Entries follow. Set all of them down as they stand.

**Excerpted records**
%%

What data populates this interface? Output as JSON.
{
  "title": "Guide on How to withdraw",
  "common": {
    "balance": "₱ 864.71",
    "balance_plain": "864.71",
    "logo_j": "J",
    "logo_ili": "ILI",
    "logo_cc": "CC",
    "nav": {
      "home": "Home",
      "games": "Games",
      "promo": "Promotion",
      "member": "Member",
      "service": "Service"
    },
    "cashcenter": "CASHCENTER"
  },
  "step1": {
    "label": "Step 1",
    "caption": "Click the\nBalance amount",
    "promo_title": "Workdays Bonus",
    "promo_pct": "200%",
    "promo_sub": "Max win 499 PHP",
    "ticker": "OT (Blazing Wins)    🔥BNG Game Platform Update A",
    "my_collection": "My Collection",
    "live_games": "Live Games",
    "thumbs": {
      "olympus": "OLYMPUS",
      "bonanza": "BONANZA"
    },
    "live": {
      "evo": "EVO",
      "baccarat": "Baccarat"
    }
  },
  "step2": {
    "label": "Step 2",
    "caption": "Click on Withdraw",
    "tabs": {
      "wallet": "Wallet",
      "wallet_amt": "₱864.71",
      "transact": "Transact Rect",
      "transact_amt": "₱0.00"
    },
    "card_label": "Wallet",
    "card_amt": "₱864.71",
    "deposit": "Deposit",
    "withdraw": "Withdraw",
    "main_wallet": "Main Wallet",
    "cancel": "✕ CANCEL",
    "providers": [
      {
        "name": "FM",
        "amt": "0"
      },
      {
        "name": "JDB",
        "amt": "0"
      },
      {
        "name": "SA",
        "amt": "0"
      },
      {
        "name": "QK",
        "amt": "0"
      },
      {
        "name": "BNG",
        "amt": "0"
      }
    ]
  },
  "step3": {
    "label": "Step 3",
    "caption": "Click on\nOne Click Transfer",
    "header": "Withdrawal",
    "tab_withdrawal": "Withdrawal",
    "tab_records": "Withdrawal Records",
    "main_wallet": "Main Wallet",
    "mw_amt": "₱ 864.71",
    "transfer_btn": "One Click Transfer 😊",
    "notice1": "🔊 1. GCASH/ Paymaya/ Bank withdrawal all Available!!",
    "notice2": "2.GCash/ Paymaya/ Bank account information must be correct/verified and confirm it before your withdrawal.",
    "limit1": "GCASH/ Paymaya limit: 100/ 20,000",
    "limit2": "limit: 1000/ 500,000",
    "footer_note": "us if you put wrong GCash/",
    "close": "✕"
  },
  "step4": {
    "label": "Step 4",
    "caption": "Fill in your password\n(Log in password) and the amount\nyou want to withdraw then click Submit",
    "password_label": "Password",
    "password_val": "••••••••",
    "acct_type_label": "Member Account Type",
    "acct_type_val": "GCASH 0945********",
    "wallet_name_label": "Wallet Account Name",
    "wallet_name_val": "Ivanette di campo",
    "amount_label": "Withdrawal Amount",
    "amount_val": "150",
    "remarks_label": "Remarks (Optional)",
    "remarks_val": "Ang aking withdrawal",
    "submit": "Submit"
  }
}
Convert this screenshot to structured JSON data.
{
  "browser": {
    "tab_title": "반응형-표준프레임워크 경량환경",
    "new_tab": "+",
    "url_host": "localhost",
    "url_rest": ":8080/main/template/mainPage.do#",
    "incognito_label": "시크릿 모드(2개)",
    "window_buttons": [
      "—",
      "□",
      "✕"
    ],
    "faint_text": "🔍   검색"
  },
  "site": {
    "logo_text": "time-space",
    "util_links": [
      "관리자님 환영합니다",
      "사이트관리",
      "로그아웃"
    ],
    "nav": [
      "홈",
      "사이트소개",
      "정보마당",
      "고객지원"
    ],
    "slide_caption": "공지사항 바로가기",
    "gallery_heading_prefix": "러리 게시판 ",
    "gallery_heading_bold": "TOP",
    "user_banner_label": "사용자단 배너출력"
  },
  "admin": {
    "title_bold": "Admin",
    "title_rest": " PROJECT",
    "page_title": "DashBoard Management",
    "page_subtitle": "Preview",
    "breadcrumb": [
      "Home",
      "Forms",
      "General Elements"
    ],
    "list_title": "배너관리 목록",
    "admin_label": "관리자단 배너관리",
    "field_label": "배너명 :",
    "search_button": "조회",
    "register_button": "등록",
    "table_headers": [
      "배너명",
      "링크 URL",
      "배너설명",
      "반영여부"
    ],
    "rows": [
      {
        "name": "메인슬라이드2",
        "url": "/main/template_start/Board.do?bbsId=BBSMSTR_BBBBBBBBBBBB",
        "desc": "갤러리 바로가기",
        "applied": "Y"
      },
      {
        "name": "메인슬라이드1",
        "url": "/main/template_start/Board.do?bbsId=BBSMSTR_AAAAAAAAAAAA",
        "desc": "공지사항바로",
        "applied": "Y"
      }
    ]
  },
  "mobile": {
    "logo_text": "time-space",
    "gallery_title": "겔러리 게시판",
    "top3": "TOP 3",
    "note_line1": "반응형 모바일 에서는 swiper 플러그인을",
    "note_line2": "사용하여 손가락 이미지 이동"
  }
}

%%

**Right answer**
What data populates this interface? Output as JSON.
{
  "title": "Guide on How to withdraw",
  "common": {
    "balance": "₱ 864.71",
    "balance_plain": "864.71",
    "logo_j": "J",
    "logo_ili": "ILI",
    "logo_cc": "CC",
    "nav": {
      "home": "Home",
      "games": "Games",
      "promo": "Promotion",
      "member": "Member",
      "service": "Service"
    },
    "cashcenter": "CASHCENTER"
  },
  "step1": {
    "label": "Step 1",
    "caption": "Click the\nBalance amount",
    "promo_title": "Workdays Bonus",
    "promo_pct": "200%",
    "promo_sub": "Max win 499 PHP",
    "ticker": "OT (Blazing Wins)    🔥BNG Game Platform Update A",
    "my_collection": "My Collection",
    "live_games": "Live Games",
    "thumbs": {
      "olympus": "OLYMPUS",
      "bonanza": "BONANZA"
    },
    "live": {
      "evo": "EVO",
      "baccarat": "Baccarat"
    }
  },
  "step2": {
    "label": "Step 2",
    "caption": "Click on Withdraw",
    "tabs": {
      "wallet": "Wallet",
      "wallet_amt": "₱864.71",
      "transact": "Transact Rect",
      "transact_amt": "₱0.00"
    },
    "card_label": "Wallet",
    "card_amt": "₱864.71",
    "deposit": "Deposit",
    "withdraw": "Withdraw",
    "main_wallet": "Main Wallet",
    "cancel": "✕ CANCEL",
    "providers": [
      {
        "name": "FM",
        "amt": "0"
      },
      {
        "name": "JDB",
        "amt": "0"
      },
      {
        "name": "SA",
        "amt": "0"
      },
      {
        "name": "QK",
        "amt": "0"
      },
      {
        "name": "BNG",
        "amt": "0"
      }
    ]
  },
  "step3": {
    "label": "Step 3",
    "caption": "Click on\nOne Click Transfer",
    "header": "Withdrawal",
    "tab_withdrawal": "Withdrawal",
    "tab_records": "Withdrawal Records",
    "main_wallet": "Main Wallet",
    "mw_amt": "₱ 864.71",
    "transfer_btn": "One Click Transfer 😊",
    "notice1": "🔊 1. GCASH/ Paymaya/ Bank withdrawal all Available!!",
    "notice2": "2.GCash/ Paymaya/ Bank account information must be correct/verified and confirm it before your withdrawal.",
    "limit1": "GCASH/ Paymaya limit: 100/ 20,000",
    "limit2": "limit: 1000/ 500,000",
    "footer_note": "us if you put wrong GCash/",
    "close": "✕"
  },
  "step4": {
    "label": "Step 4",
    "caption": "Fill in your password\n(Log in password) and the amount\nyou want to withdraw then click Submit",
    "password_label": "Password",
    "password_val": "••••••••",
    "acct_type_label": "Member Account Type",
    "acct_type_val": "GCASH 0945********",
    "wallet_name_label": "Wallet Account Name",
    "wallet_name_val": "Ivanette di campo",
    "amount_label": "Withdrawal Amount",
    "amount_val": "150",
    "remarks_label": "Remarks (Optional)",
    "remarks_val": "Ang aking withdrawal",
    "submit": "Submit"
  }
}
Convert this screenshot to structured JSON data.
{
  "browser": {
    "tab_title": "반응형-표준프레임워크 경량환경",
    "new_tab": "+",
    "url_host": "localhost",
    "url_rest": ":8080/main/template/mainPage.do#",
    "incognito_label": "시크릿 모드(2개)",
    "window_buttons": [
      "—",
      "□",
      "✕"
    ],
    "faint_text": "🔍   검색"
  },
  "site": {
    "logo_text": "time-space",
    "util_links": [
      "관리자님 환영합니다",
      "사이트관리",
      "로그아웃"
    ],
    "nav": [
      "홈",
      "사이트소개",
      "정보마당",
      "고객지원"
    ],
    "slide_caption": "공지사항 바로가기",
    "gallery_heading_prefix": "러리 게시판 ",
    "gallery_heading_bold": "TOP",
    "user_banner_label": "사용자단 배너출력"
  },
  "admin": {
    "title_bold": "Admin",
    "title_rest": " PROJECT",
    "page_title": "DashBoard Management",
    "page_subtitle": "Preview",
    "breadcrumb": [
      "Home",
      "Forms",
      "General Elements"
    ],
    "list_title": "배너관리 목록",
    "admin_label": "관리자단 배너관리",
    "field_label": "배너명 :",
    "search_button": "조회",
    "register_button": "등록",
    "table_headers": [
      "배너명",
      "링크 URL",
      "배너설명",
      "반영여부"
    ],
    "rows": [
      {
        "name": "메인슬라이드2",
        "url": "/main/template_start/Board.do?bbsId=BBSMSTR_BBBBBBBBBBBB",
        "desc": "갤러리 바로가기",
        "applied": "Y"
      },
      {
        "name": "메인슬라이드1",
        "url": "/main/template_start/Board.do?bbsId=BBSMSTR_AAAAAAAAAAAA",
        "desc": "공지사항바로",
        "applied": "Y"
      }
    ]
  },
  "mobile": {
    "logo_text": "time-space",
    "gallery_title": "겔러리 게시판",
    "top3": "TOP 3",
    "note_line1": "반응형 모바일 에서는 swiper 플러그인을",
    "note_line2": "사용하여 손가락 이미지 이동"
  }
}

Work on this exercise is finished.